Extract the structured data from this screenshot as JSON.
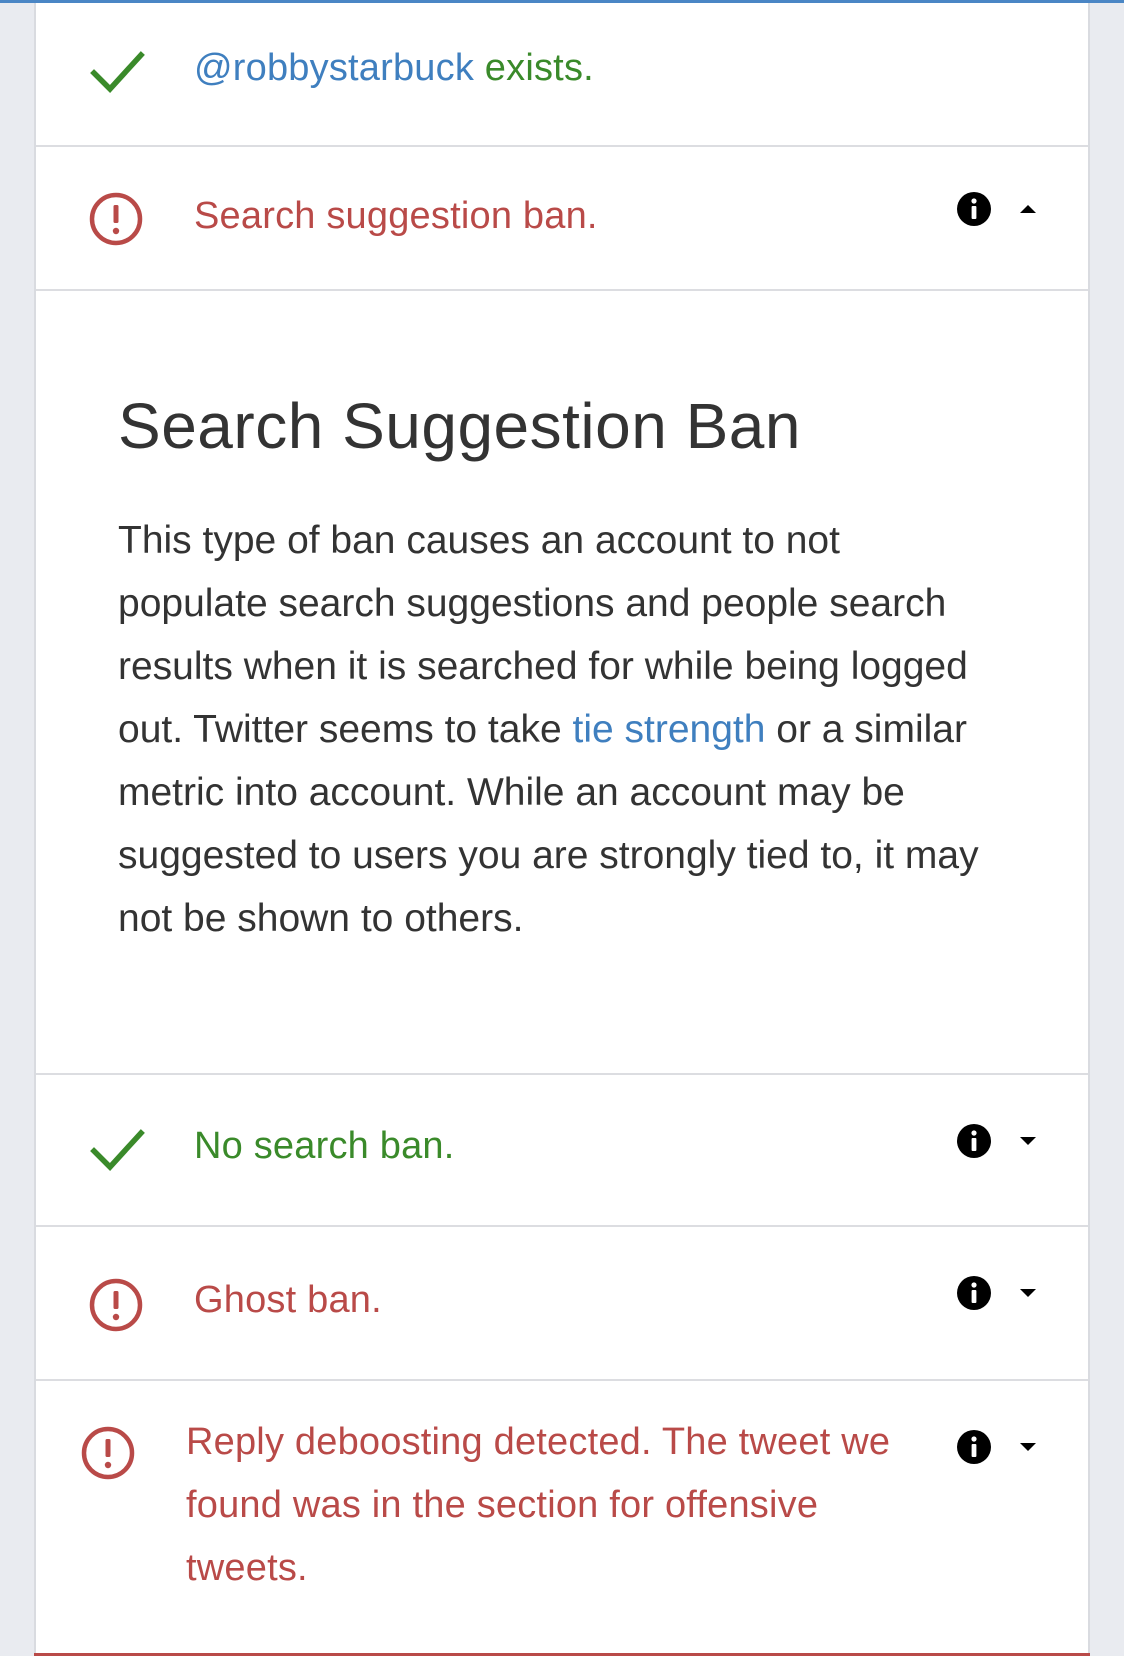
{
  "results": [
    {
      "id": "exists",
      "status": "ok",
      "icon": "checkmark-icon",
      "handle": "@robbystarbuck",
      "text": " exists."
    },
    {
      "id": "search-suggestion-ban",
      "status": "bad",
      "icon": "exclamation-circle-icon",
      "text": "Search suggestion ban.",
      "expanded": true
    },
    {
      "id": "search-ban",
      "status": "ok",
      "icon": "checkmark-icon",
      "text": "No search ban.",
      "expanded": false
    },
    {
      "id": "ghost-ban",
      "status": "bad",
      "icon": "exclamation-circle-icon",
      "text": "Ghost ban.",
      "expanded": false
    },
    {
      "id": "reply-deboosting",
      "status": "bad",
      "icon": "exclamation-circle-icon",
      "text": "Reply deboosting detected. The tweet we found was in the section for offensive tweets.",
      "expanded": false
    }
  ],
  "detail": {
    "title": "Search Suggestion Ban",
    "body_before_link": "This type of ban causes an account to not populate search suggestions and people search results when it is searched for while being logged out. Twitter seems to take ",
    "link_text": "tie strength",
    "body_after_link": " or a similar metric into account. While an account may be suggested to users you are strongly tied to, it may not be shown to others."
  },
  "icons": {
    "info": "info-icon",
    "chevron_up": "chevron-up-icon",
    "chevron_down": "chevron-down-icon"
  },
  "colors": {
    "ok": "#3a8a2a",
    "bad": "#b94a48",
    "link": "#3f7fbf",
    "text": "#333333",
    "page_background": "#e9ebf0",
    "top_accent": "#4a86c5"
  }
}
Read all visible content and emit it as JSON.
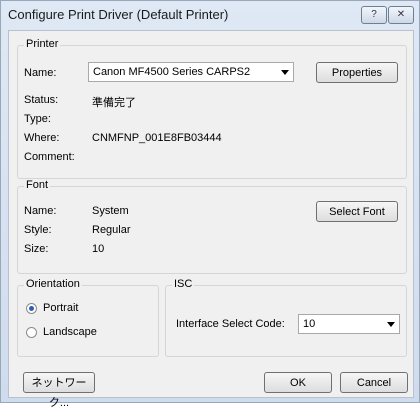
{
  "window": {
    "title": "Configure Print Driver   (Default Printer)",
    "help_glyph": "?",
    "close_glyph": "✕"
  },
  "printer": {
    "group_title": "Printer",
    "name_label": "Name:",
    "name_value": "Canon MF4500 Series CARPS2",
    "properties_label": "Properties",
    "status_label": "Status:",
    "status_value": "準備完了",
    "type_label": "Type:",
    "type_value": "",
    "where_label": "Where:",
    "where_value": "CNMFNP_001E8FB03444",
    "comment_label": "Comment:",
    "comment_value": ""
  },
  "font": {
    "group_title": "Font",
    "name_label": "Name:",
    "name_value": "System",
    "style_label": "Style:",
    "style_value": "Regular",
    "size_label": "Size:",
    "size_value": "10",
    "select_font_label": "Select Font"
  },
  "orientation": {
    "group_title": "Orientation",
    "portrait_label": "Portrait",
    "landscape_label": "Landscape",
    "selected": "Portrait"
  },
  "isc": {
    "group_title": "ISC",
    "code_label": "Interface Select Code:",
    "code_value": "10"
  },
  "buttons": {
    "network_label": "ネットワーク...",
    "ok_label": "OK",
    "cancel_label": "Cancel"
  }
}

Exercise brief – Repeat the listing above exactly, with no pictures.

Exercise solution –
Extract the structured data from this screenshot as JSON.
{
  "results": [
    {
      "id": "exists",
      "status": "ok",
      "icon": "checkmark-icon",
      "handle": "@robbystarbuck",
      "text": " exists."
    },
    {
      "id": "search-suggestion-ban",
      "status": "bad",
      "icon": "exclamation-circle-icon",
      "text": "Search suggestion ban.",
      "expanded": true
    },
    {
      "id": "search-ban",
      "status": "ok",
      "icon": "checkmark-icon",
      "text": "No search ban.",
      "expanded": false
    },
    {
      "id": "ghost-ban",
      "status": "bad",
      "icon": "exclamation-circle-icon",
      "text": "Ghost ban.",
      "expanded": false
    },
    {
      "id": "reply-deboosting",
      "status": "bad",
      "icon": "exclamation-circle-icon",
      "text": "Reply deboosting detected. The tweet we found was in the section for offensive tweets.",
      "expanded": false
    }
  ],
  "detail": {
    "title": "Search Suggestion Ban",
    "body_before_link": "This type of ban causes an account to not populate search suggestions and people search results when it is searched for while being logged out. Twitter seems to take ",
    "link_text": "tie strength",
    "body_after_link": " or a similar metric into account. While an account may be suggested to users you are strongly tied to, it may not be shown to others."
  },
  "icons": {
    "info": "info-icon",
    "chevron_up": "chevron-up-icon",
    "chevron_down": "chevron-down-icon"
  },
  "colors": {
    "ok": "#3a8a2a",
    "bad": "#b94a48",
    "link": "#3f7fbf",
    "text": "#333333",
    "page_background": "#e9ebf0",
    "top_accent": "#4a86c5"
  }
}
Read all visible content and emit it as JSON.
{
  "window": {
    "title": "Configure Print Driver   (Default Printer)",
    "help_glyph": "?",
    "close_glyph": "✕"
  },
  "printer": {
    "group_title": "Printer",
    "name_label": "Name:",
    "name_value": "Canon MF4500 Series CARPS2",
    "properties_label": "Properties",
    "status_label": "Status:",
    "status_value": "準備完了",
    "type_label": "Type:",
    "type_value": "",
    "where_label": "Where:",
    "where_value": "CNMFNP_001E8FB03444",
    "comment_label": "Comment:",
    "comment_value": ""
  },
  "font": {
    "group_title": "Font",
    "name_label": "Name:",
    "name_value": "System",
    "style_label": "Style:",
    "style_value": "Regular",
    "size_label": "Size:",
    "size_value": "10",
    "select_font_label": "Select Font"
  },
  "orientation": {
    "group_title": "Orientation",
    "portrait_label": "Portrait",
    "landscape_label": "Landscape",
    "selected": "Portrait"
  },
  "isc": {
    "group_title": "ISC",
    "code_label": "Interface Select Code:",
    "code_value": "10"
  },
  "buttons": {
    "network_label": "ネットワーク...",
    "ok_label": "OK",
    "cancel_label": "Cancel"
  }
}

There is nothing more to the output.